◆ **What you need to do**
How many of the lines below include "name"? Give the number and no other words.

◆ **Input data**
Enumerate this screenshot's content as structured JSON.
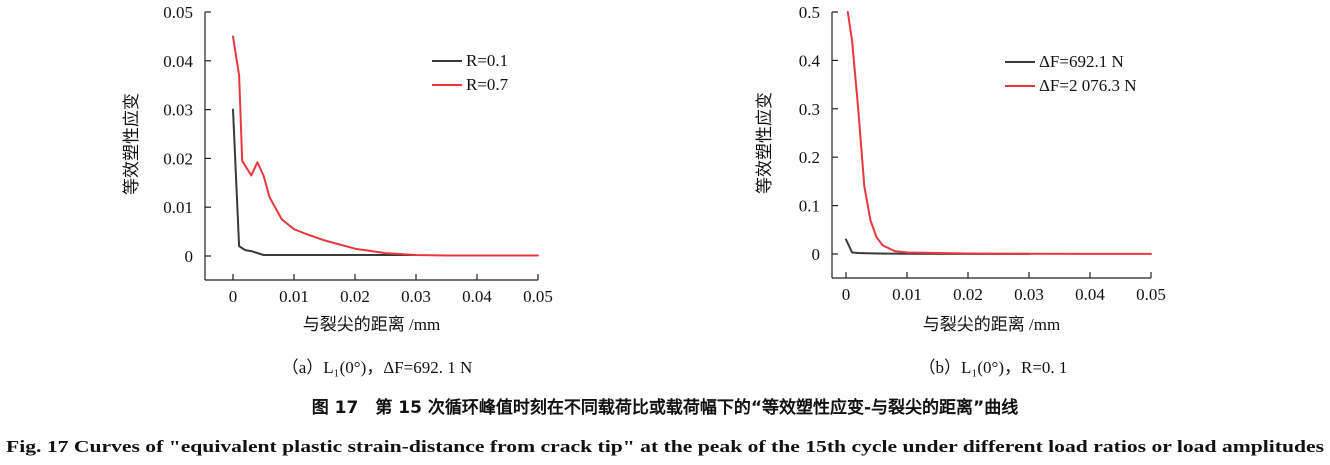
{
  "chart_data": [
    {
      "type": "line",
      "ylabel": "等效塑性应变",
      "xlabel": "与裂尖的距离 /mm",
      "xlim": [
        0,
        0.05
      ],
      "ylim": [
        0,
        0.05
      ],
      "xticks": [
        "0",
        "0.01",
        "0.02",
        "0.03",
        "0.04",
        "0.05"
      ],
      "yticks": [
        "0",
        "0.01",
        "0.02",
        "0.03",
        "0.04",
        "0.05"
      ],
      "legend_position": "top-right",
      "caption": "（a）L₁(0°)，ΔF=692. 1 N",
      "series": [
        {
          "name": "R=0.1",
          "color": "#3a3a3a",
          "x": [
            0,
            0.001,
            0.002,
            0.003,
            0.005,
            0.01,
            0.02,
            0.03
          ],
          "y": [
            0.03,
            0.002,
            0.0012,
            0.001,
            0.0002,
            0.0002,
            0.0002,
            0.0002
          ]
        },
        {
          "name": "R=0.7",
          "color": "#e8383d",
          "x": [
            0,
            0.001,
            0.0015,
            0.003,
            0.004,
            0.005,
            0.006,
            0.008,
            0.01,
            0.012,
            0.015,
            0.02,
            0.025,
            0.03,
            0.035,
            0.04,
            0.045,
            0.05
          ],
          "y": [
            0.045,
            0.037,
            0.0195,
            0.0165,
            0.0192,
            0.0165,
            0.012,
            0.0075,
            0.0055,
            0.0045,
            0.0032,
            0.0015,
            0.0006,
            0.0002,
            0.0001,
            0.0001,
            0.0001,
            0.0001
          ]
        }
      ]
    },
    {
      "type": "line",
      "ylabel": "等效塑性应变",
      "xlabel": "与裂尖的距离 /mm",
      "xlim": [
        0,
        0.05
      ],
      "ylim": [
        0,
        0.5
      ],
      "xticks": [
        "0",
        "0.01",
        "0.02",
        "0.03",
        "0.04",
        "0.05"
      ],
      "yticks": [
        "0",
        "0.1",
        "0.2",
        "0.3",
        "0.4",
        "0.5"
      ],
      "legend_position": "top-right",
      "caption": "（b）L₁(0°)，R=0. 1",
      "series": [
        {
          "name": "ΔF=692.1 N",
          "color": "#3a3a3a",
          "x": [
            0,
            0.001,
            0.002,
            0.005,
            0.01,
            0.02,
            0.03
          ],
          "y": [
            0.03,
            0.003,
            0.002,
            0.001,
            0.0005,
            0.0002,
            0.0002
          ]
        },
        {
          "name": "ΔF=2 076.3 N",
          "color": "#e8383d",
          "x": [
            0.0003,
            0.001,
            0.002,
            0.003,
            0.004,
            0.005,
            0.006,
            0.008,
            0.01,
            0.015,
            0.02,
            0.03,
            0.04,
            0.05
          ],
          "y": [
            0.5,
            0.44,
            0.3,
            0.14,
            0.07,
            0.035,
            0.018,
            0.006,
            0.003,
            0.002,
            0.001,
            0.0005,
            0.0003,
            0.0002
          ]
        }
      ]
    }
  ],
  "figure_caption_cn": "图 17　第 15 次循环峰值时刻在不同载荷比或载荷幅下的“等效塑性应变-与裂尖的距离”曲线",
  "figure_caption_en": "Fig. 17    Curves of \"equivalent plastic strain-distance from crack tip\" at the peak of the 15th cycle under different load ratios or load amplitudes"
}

◆ **Response**
4